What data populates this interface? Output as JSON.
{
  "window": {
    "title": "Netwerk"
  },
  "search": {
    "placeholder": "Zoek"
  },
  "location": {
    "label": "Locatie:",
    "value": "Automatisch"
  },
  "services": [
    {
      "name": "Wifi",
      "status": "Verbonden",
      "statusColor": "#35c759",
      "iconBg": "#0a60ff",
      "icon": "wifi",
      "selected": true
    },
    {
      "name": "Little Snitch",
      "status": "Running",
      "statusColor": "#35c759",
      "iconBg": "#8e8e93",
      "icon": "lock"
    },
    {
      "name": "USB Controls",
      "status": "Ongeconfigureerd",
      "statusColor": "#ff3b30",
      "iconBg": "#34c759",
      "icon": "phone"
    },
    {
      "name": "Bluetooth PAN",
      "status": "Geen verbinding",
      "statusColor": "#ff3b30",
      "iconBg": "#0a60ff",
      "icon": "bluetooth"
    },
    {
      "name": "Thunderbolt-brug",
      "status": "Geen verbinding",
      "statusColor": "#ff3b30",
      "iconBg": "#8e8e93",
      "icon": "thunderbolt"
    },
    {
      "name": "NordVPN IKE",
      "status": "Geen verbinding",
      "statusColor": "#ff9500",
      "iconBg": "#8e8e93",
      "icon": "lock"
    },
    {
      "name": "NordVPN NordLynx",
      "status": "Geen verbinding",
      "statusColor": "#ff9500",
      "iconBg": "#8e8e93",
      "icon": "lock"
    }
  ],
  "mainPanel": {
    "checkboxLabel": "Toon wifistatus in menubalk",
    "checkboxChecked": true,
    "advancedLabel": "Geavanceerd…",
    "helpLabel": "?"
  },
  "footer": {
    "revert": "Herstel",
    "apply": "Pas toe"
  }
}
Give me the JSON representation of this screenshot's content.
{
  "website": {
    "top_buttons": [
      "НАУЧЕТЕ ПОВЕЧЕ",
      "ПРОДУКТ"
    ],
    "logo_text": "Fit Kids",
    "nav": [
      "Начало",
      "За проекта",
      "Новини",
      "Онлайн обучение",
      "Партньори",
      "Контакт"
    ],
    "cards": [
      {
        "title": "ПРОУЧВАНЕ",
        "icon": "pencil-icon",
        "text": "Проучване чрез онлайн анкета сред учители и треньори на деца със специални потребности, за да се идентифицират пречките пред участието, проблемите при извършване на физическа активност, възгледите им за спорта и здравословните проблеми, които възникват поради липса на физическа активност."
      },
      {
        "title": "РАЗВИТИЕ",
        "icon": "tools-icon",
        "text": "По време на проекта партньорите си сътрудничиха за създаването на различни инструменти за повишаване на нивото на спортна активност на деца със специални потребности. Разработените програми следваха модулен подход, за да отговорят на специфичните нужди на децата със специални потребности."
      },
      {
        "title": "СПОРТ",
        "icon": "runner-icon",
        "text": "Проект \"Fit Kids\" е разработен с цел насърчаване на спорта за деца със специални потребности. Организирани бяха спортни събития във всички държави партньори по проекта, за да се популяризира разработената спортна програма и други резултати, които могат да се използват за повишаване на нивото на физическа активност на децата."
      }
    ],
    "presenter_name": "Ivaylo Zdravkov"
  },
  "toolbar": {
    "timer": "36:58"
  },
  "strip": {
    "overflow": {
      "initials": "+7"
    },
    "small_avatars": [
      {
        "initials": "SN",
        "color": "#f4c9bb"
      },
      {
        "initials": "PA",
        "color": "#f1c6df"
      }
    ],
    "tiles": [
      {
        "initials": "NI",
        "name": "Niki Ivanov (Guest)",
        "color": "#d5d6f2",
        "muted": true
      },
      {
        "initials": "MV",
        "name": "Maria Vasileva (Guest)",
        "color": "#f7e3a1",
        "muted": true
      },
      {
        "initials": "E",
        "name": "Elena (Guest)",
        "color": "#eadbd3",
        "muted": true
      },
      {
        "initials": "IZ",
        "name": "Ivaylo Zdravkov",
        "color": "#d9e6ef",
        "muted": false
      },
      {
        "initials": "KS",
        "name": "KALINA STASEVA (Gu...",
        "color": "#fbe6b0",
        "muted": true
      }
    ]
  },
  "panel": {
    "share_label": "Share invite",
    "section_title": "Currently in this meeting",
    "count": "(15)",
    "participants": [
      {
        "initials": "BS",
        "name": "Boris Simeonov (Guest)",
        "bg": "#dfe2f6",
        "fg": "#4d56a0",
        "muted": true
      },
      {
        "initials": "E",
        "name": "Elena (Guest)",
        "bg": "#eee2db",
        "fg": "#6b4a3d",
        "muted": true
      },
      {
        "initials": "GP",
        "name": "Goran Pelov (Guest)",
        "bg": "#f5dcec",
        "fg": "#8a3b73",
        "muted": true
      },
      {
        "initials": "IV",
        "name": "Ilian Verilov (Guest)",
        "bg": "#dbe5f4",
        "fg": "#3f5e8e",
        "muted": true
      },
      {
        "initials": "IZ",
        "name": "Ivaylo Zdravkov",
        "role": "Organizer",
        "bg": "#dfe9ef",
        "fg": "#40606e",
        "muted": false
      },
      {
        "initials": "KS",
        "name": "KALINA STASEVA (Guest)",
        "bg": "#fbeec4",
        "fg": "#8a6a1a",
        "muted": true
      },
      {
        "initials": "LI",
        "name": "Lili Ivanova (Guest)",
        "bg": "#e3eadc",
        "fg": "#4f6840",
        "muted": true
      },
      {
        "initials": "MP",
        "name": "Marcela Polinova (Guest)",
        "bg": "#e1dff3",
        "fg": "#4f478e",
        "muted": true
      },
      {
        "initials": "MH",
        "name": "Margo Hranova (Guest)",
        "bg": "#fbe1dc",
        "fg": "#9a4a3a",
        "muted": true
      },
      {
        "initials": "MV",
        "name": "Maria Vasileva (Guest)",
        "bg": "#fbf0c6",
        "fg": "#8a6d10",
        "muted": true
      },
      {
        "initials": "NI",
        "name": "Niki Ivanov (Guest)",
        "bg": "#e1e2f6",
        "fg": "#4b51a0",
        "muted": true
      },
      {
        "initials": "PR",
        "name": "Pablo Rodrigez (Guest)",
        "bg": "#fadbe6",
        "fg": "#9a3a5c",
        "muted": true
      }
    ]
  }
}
● ● ●
- **GOAL**: The records above are to be repeated exactly, in their entirety.

- **COMPLETE RESPONSE**:
What data populates this interface? Output as JSON.
{
  "window": {
    "title": "Netwerk"
  },
  "search": {
    "placeholder": "Zoek"
  },
  "location": {
    "label": "Locatie:",
    "value": "Automatisch"
  },
  "services": [
    {
      "name": "Wifi",
      "status": "Verbonden",
      "statusColor": "#35c759",
      "iconBg": "#0a60ff",
      "icon": "wifi",
      "selected": true
    },
    {
      "name": "Little Snitch",
      "status": "Running",
      "statusColor": "#35c759",
      "iconBg": "#8e8e93",
      "icon": "lock"
    },
    {
      "name": "USB Controls",
      "status": "Ongeconfigureerd",
      "statusColor": "#ff3b30",
      "iconBg": "#34c759",
      "icon": "phone"
    },
    {
      "name": "Bluetooth PAN",
      "status": "Geen verbinding",
      "statusColor": "#ff3b30",
      "iconBg": "#0a60ff",
      "icon": "bluetooth"
    },
    {
      "name": "Thunderbolt-brug",
      "status": "Geen verbinding",
      "statusColor": "#ff3b30",
      "iconBg": "#8e8e93",
      "icon": "thunderbolt"
    },
    {
      "name": "NordVPN IKE",
      "status": "Geen verbinding",
      "statusColor": "#ff9500",
      "iconBg": "#8e8e93",
      "icon": "lock"
    },
    {
      "name": "NordVPN NordLynx",
      "status": "Geen verbinding",
      "statusColor": "#ff9500",
      "iconBg": "#8e8e93",
      "icon": "lock"
    }
  ],
  "mainPanel": {
    "checkboxLabel": "Toon wifistatus in menubalk",
    "checkboxChecked": true,
    "advancedLabel": "Geavanceerd…",
    "helpLabel": "?"
  },
  "footer": {
    "revert": "Herstel",
    "apply": "Pas toe"
  }
}
Give me the JSON representation of this screenshot's content.
{
  "website": {
    "top_buttons": [
      "НАУЧЕТЕ ПОВЕЧЕ",
      "ПРОДУКТ"
    ],
    "logo_text": "Fit Kids",
    "nav": [
      "Начало",
      "За проекта",
      "Новини",
      "Онлайн обучение",
      "Партньори",
      "Контакт"
    ],
    "cards": [
      {
        "title": "ПРОУЧВАНЕ",
        "icon": "pencil-icon",
        "text": "Проучване чрез онлайн анкета сред учители и треньори на деца със специални потребности, за да се идентифицират пречките пред участието, проблемите при извършване на физическа активност, възгледите им за спорта и здравословните проблеми, които възникват поради липса на физическа активност."
      },
      {
        "title": "РАЗВИТИЕ",
        "icon": "tools-icon",
        "text": "По време на проекта партньорите си сътрудничиха за създаването на различни инструменти за повишаване на нивото на спортна активност на деца със специални потребности. Разработените програми следваха модулен подход, за да отговорят на специфичните нужди на децата със специални потребности."
      },
      {
        "title": "СПОРТ",
        "icon": "runner-icon",
        "text": "Проект \"Fit Kids\" е разработен с цел насърчаване на спорта за деца със специални потребности. Организирани бяха спортни събития във всички държави партньори по проекта, за да се популяризира разработената спортна програма и други резултати, които могат да се използват за повишаване на нивото на физическа активност на децата."
      }
    ],
    "presenter_name": "Ivaylo Zdravkov"
  },
  "toolbar": {
    "timer": "36:58"
  },
  "strip": {
    "overflow": {
      "initials": "+7"
    },
    "small_avatars": [
      {
        "initials": "SN",
        "color": "#f4c9bb"
      },
      {
        "initials": "PA",
        "color": "#f1c6df"
      }
    ],
    "tiles": [
      {
        "initials": "NI",
        "name": "Niki Ivanov (Guest)",
        "color": "#d5d6f2",
        "muted": true
      },
      {
        "initials": "MV",
        "name": "Maria Vasileva (Guest)",
        "color": "#f7e3a1",
        "muted": true
      },
      {
        "initials": "E",
        "name": "Elena (Guest)",
        "color": "#eadbd3",
        "muted": true
      },
      {
        "initials": "IZ",
        "name": "Ivaylo Zdravkov",
        "color": "#d9e6ef",
        "muted": false
      },
      {
        "initials": "KS",
        "name": "KALINA STASEVA (Gu...",
        "color": "#fbe6b0",
        "muted": true
      }
    ]
  },
  "panel": {
    "share_label": "Share invite",
    "section_title": "Currently in this meeting",
    "count": "(15)",
    "participants": [
      {
        "initials": "BS",
        "name": "Boris Simeonov (Guest)",
        "bg": "#dfe2f6",
        "fg": "#4d56a0",
        "muted": true
      },
      {
        "initials": "E",
        "name": "Elena (Guest)",
        "bg": "#eee2db",
        "fg": "#6b4a3d",
        "muted": true
      },
      {
        "initials": "GP",
        "name": "Goran Pelov (Guest)",
        "bg": "#f5dcec",
        "fg": "#8a3b73",
        "muted": true
      },
      {
        "initials": "IV",
        "name": "Ilian Verilov (Guest)",
        "bg": "#dbe5f4",
        "fg": "#3f5e8e",
        "muted": true
      },
      {
        "initials": "IZ",
        "name": "Ivaylo Zdravkov",
        "role": "Organizer",
        "bg": "#dfe9ef",
        "fg": "#40606e",
        "muted": false
      },
      {
        "initials": "KS",
        "name": "KALINA STASEVA (Guest)",
        "bg": "#fbeec4",
        "fg": "#8a6a1a",
        "muted": true
      },
      {
        "initials": "LI",
        "name": "Lili Ivanova (Guest)",
        "bg": "#e3eadc",
        "fg": "#4f6840",
        "muted": true
      },
      {
        "initials": "MP",
        "name": "Marcela Polinova (Guest)",
        "bg": "#e1dff3",
        "fg": "#4f478e",
        "muted": true
      },
      {
        "initials": "MH",
        "name": "Margo Hranova (Guest)",
        "bg": "#fbe1dc",
        "fg": "#9a4a3a",
        "muted": true
      },
      {
        "initials": "MV",
        "name": "Maria Vasileva (Guest)",
        "bg": "#fbf0c6",
        "fg": "#8a6d10",
        "muted": true
      },
      {
        "initials": "NI",
        "name": "Niki Ivanov (Guest)",
        "bg": "#e1e2f6",
        "fg": "#4b51a0",
        "muted": true
      },
      {
        "initials": "PR",
        "name": "Pablo Rodrigez (Guest)",
        "bg": "#fadbe6",
        "fg": "#9a3a5c",
        "muted": true
      }
    ]
  }
}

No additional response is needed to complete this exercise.